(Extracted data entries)
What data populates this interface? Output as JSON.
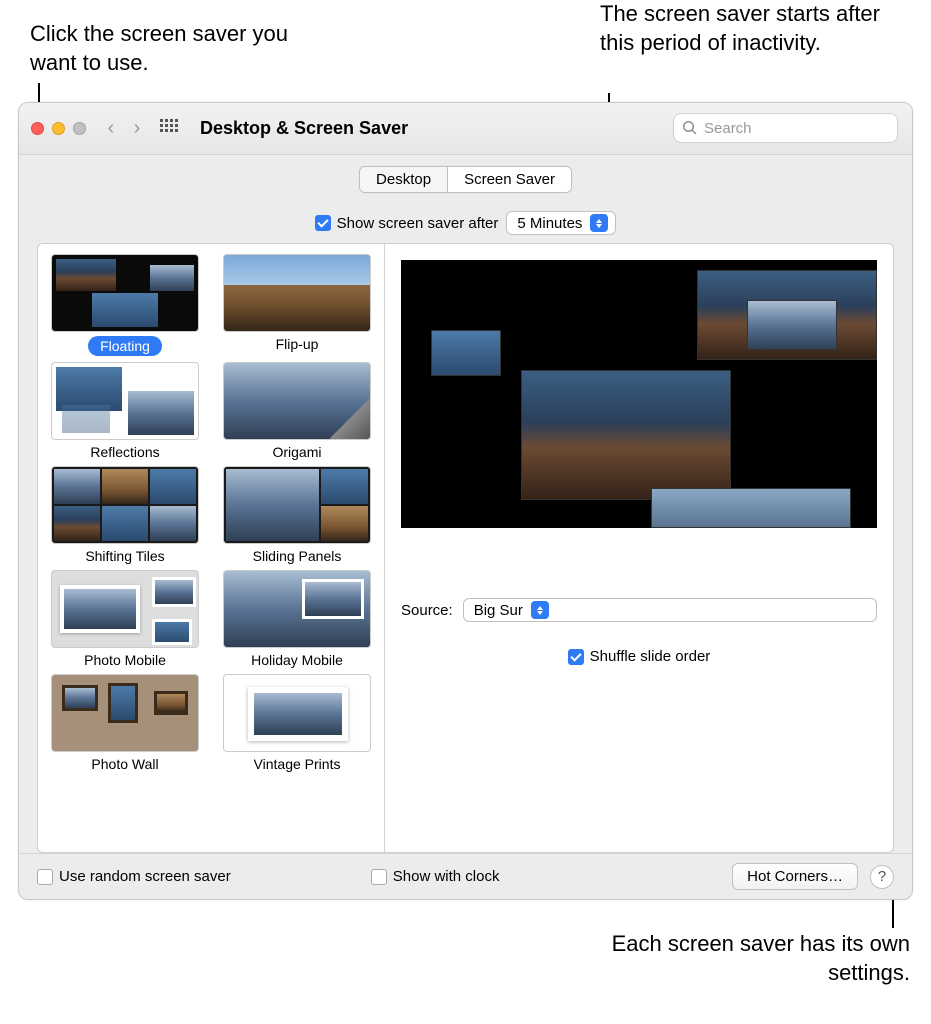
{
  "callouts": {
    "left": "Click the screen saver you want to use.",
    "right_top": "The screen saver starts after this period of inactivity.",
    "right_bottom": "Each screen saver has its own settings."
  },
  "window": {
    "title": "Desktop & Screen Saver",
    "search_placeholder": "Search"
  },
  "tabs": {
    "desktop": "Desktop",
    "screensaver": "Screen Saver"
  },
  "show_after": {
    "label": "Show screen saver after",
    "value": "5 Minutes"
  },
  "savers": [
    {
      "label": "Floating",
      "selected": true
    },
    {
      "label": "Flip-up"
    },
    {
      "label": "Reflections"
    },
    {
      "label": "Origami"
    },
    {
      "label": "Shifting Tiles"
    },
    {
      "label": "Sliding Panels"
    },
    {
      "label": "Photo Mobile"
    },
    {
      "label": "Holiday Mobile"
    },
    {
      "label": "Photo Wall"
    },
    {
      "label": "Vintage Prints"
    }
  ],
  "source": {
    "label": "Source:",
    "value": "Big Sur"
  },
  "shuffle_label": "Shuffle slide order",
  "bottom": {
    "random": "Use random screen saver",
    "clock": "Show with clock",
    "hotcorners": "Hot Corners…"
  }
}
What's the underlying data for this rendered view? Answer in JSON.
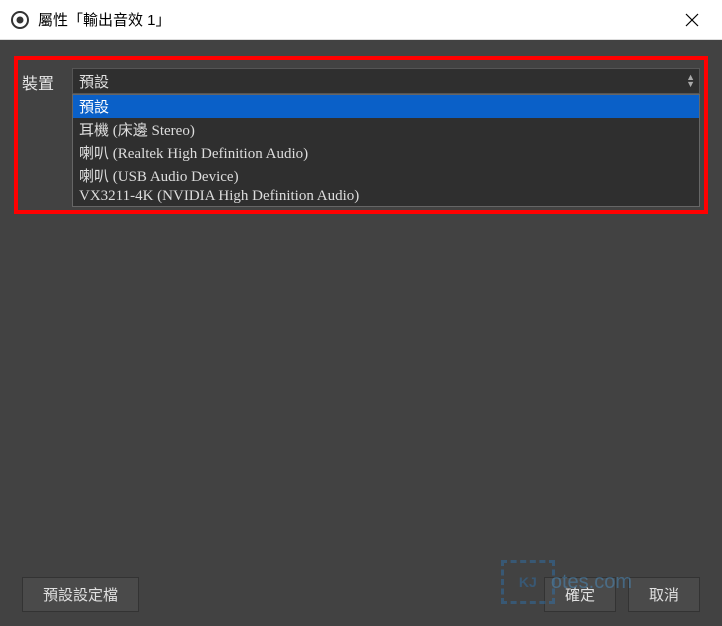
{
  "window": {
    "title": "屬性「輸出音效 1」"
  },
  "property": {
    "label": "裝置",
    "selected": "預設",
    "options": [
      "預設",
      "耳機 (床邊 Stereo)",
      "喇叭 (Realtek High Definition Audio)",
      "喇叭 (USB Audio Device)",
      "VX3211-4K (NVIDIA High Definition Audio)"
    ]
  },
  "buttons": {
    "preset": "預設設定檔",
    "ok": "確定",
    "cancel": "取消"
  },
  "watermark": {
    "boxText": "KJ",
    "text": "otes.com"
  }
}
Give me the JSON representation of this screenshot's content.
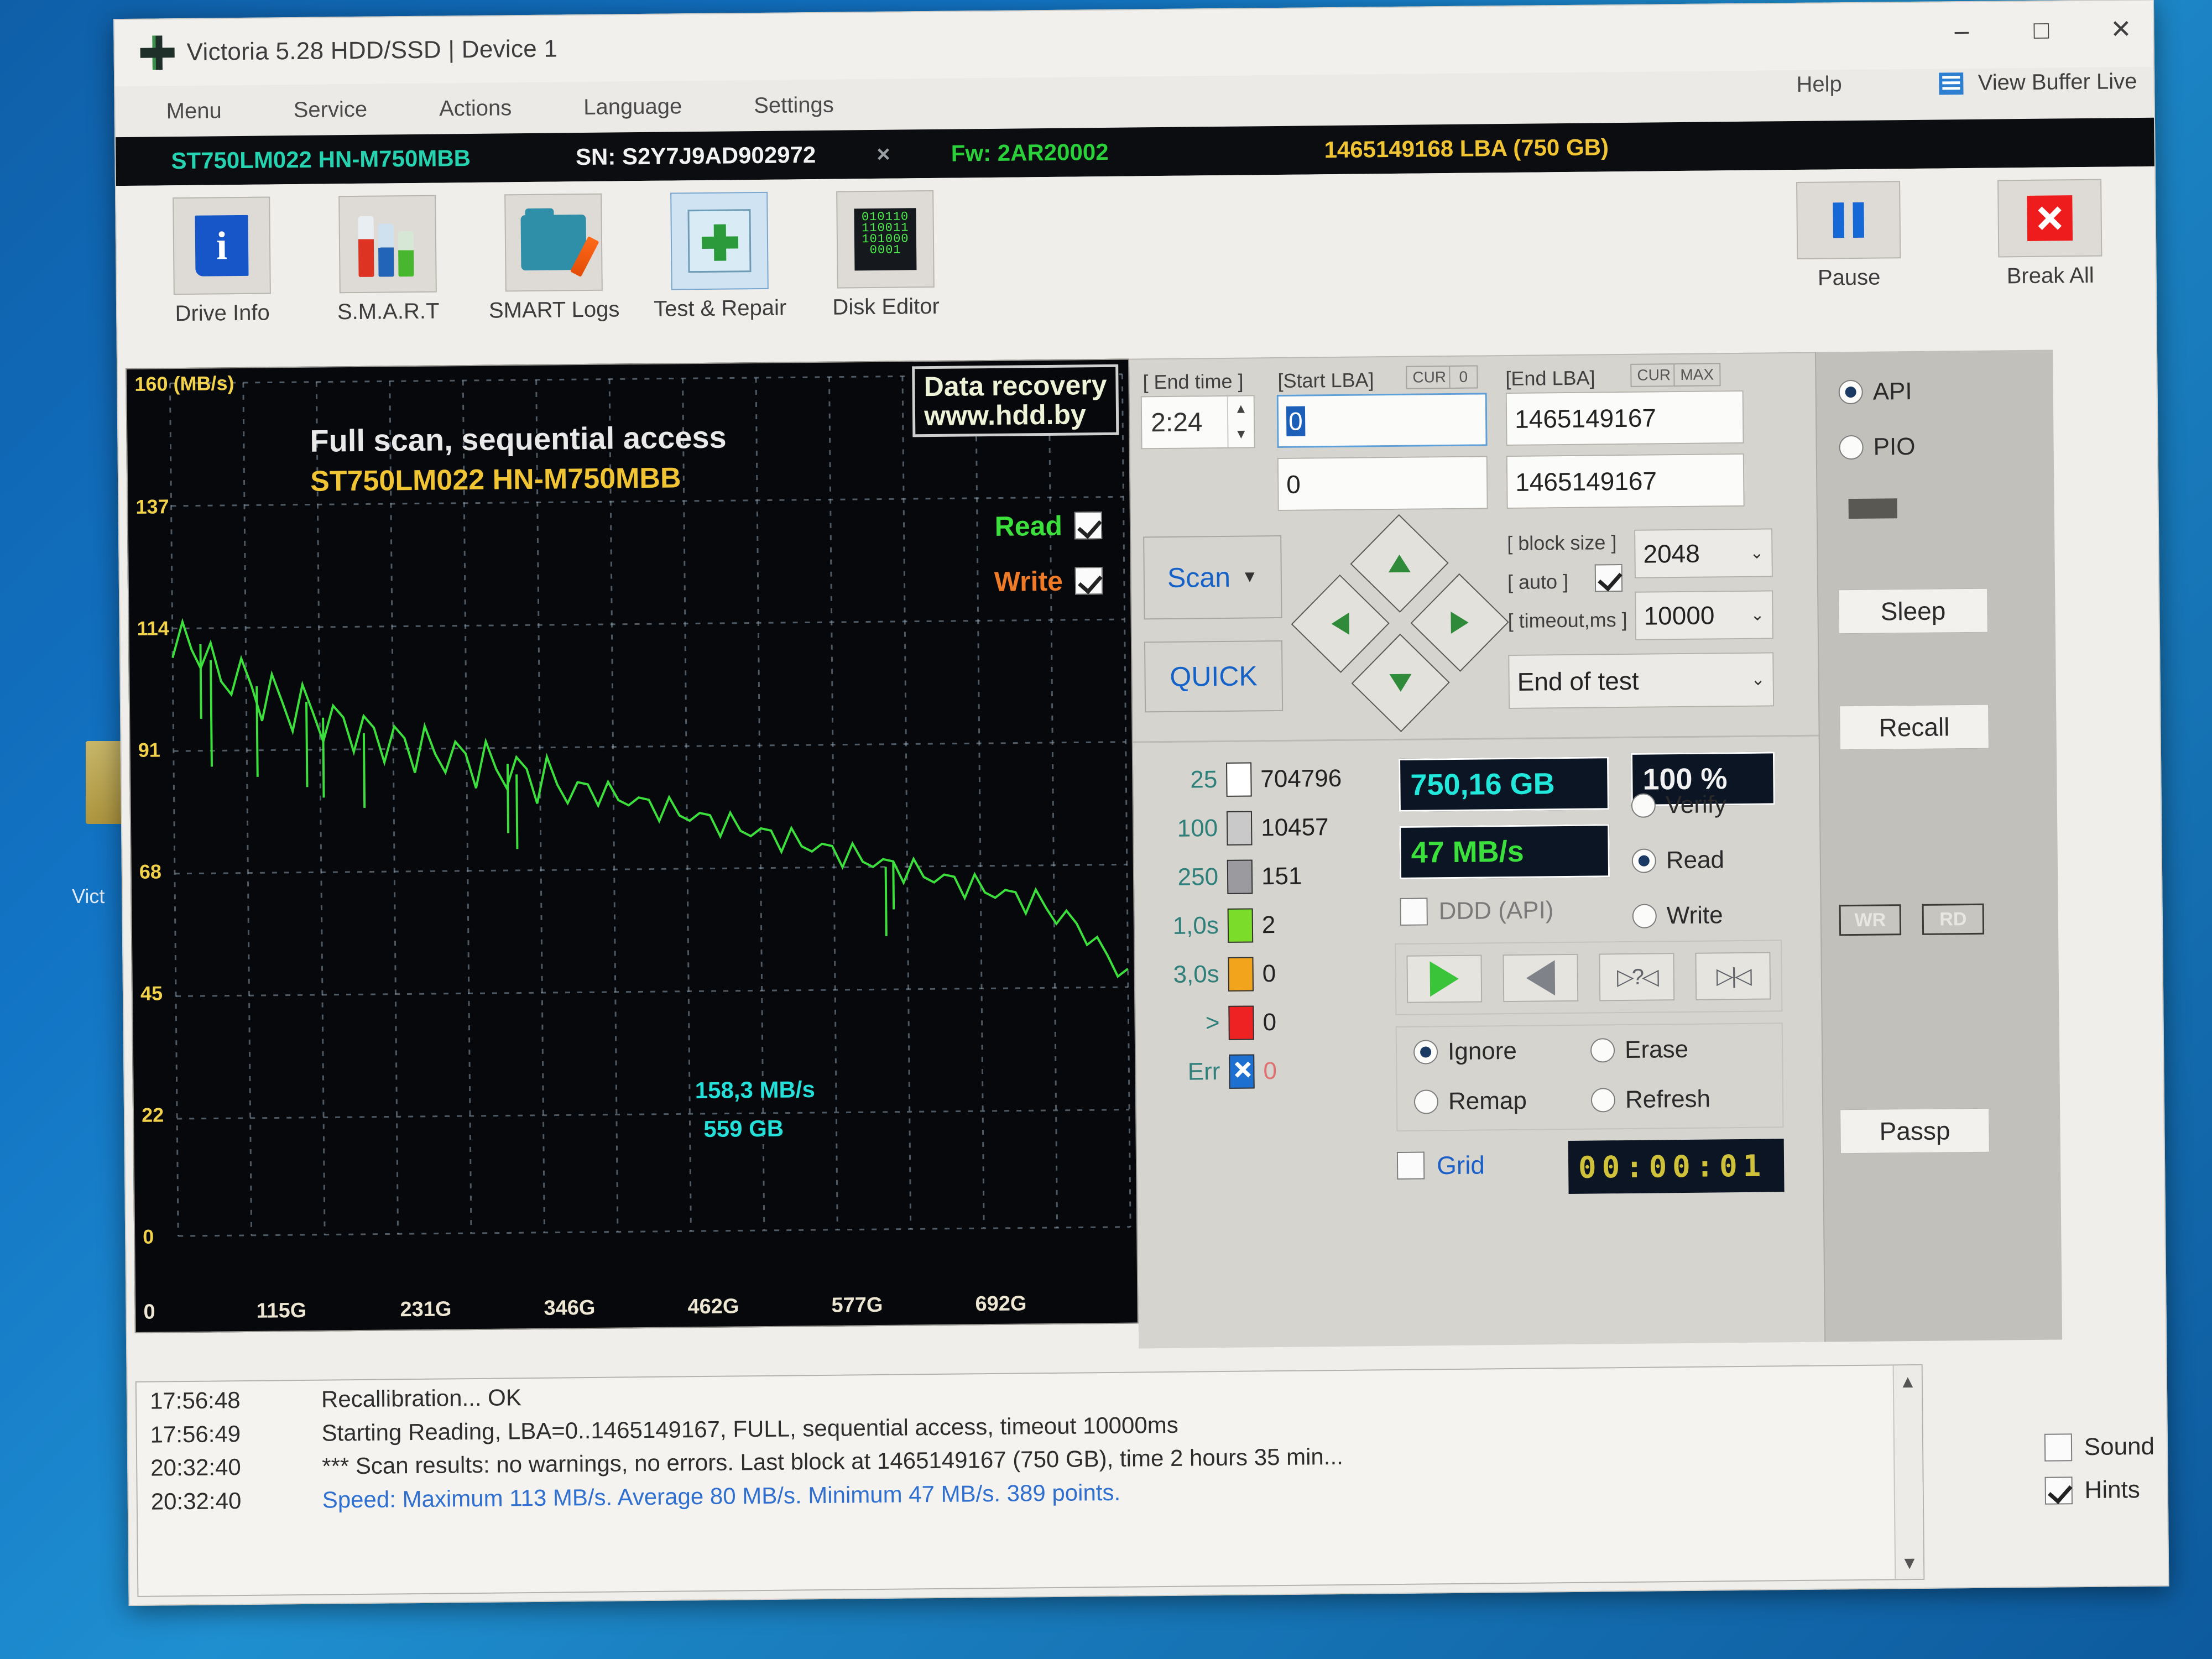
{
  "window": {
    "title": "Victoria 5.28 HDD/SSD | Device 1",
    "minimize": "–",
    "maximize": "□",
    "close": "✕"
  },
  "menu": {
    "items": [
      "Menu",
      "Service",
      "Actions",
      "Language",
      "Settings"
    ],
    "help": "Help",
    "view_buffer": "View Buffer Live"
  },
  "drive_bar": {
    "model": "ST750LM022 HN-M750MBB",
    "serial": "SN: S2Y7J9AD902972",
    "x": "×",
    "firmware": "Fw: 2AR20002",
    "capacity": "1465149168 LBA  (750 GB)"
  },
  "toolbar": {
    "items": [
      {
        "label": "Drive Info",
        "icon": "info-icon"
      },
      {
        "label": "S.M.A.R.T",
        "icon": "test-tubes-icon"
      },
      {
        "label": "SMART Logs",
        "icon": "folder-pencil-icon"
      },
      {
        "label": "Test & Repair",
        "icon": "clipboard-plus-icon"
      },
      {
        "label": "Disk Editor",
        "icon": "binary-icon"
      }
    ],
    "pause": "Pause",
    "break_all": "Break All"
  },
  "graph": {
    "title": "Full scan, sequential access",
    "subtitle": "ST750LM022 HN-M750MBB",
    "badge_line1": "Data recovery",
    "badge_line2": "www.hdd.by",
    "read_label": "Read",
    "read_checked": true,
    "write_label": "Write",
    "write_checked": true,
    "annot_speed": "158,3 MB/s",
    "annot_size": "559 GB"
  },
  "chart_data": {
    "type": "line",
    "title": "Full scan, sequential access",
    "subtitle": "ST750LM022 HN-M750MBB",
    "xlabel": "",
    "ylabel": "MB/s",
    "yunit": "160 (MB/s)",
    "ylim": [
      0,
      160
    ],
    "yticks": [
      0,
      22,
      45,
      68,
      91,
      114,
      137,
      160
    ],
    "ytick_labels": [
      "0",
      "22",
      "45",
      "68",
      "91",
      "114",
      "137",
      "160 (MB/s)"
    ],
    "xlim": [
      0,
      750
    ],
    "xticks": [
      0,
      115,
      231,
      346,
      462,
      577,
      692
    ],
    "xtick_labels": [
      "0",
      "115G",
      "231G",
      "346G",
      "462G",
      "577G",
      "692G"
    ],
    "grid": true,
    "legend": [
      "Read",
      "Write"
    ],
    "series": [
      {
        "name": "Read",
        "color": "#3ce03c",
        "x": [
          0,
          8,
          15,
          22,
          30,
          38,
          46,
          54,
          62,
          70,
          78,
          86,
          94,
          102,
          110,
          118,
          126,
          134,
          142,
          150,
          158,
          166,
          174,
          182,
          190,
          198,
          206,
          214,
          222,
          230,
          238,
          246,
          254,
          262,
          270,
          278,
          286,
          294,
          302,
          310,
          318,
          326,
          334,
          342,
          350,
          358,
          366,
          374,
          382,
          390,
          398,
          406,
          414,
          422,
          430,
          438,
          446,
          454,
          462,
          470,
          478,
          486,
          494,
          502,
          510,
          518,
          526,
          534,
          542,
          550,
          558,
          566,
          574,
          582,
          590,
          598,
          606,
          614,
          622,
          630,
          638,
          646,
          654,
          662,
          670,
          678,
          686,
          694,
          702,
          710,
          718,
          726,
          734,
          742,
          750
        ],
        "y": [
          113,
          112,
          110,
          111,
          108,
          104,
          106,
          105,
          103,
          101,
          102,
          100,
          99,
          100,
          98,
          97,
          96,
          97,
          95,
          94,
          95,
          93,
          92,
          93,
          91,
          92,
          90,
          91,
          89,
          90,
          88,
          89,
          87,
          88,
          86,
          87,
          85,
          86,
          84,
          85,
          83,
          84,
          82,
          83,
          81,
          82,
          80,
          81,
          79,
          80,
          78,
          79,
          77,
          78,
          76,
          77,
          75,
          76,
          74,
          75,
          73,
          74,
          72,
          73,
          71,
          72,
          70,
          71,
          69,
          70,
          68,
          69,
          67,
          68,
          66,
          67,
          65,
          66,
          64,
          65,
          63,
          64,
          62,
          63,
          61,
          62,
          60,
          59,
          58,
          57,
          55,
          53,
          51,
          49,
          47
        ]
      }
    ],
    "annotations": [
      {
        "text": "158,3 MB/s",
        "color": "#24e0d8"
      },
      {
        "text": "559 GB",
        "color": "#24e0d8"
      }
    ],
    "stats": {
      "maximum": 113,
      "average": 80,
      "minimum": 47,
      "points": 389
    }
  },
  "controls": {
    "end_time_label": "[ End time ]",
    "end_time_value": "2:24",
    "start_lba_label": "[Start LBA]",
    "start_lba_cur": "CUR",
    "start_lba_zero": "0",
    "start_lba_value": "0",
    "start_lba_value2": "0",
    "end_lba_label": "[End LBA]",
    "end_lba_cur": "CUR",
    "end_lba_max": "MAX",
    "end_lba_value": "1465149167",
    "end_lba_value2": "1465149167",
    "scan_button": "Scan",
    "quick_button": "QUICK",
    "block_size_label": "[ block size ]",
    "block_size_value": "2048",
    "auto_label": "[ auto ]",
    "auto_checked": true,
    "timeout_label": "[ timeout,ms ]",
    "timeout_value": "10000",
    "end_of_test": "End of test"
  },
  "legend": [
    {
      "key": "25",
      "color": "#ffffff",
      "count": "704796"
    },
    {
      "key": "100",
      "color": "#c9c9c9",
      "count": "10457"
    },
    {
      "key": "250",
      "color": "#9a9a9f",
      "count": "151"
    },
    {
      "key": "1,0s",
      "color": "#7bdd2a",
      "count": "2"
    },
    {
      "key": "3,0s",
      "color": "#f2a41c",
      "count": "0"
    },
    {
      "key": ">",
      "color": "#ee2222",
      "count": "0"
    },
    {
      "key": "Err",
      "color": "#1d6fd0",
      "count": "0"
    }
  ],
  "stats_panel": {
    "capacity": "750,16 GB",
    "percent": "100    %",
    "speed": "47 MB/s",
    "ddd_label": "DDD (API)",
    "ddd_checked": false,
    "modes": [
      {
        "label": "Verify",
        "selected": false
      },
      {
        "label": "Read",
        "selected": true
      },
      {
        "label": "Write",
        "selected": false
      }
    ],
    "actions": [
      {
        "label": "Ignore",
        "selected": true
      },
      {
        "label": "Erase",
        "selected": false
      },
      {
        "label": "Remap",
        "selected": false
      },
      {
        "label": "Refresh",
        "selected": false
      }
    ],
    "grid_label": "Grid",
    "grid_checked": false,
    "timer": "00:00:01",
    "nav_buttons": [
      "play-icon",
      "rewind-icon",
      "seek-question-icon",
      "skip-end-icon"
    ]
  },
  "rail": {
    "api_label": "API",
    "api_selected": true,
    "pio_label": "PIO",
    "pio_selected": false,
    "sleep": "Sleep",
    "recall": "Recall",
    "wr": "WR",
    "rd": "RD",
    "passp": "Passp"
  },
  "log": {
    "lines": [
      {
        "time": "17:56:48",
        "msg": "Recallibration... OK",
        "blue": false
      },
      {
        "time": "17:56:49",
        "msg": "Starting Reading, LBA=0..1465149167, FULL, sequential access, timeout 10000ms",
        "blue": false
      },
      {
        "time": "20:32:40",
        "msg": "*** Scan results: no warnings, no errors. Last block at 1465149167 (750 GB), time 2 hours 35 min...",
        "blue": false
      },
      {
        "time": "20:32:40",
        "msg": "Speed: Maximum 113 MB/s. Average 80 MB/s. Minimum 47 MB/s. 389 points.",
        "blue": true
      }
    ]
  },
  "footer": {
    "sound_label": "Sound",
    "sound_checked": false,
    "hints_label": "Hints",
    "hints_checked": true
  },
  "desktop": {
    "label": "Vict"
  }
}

WHAT NEEDS TO BE DONE: Copy out the lines in which the string "JSON" appears.

TASK RESULT:
What data populates this interface? Output as JSON.
What's the underlying data for this rendered view? Answer in JSON.
Give me the JSON representation of this screenshot's content.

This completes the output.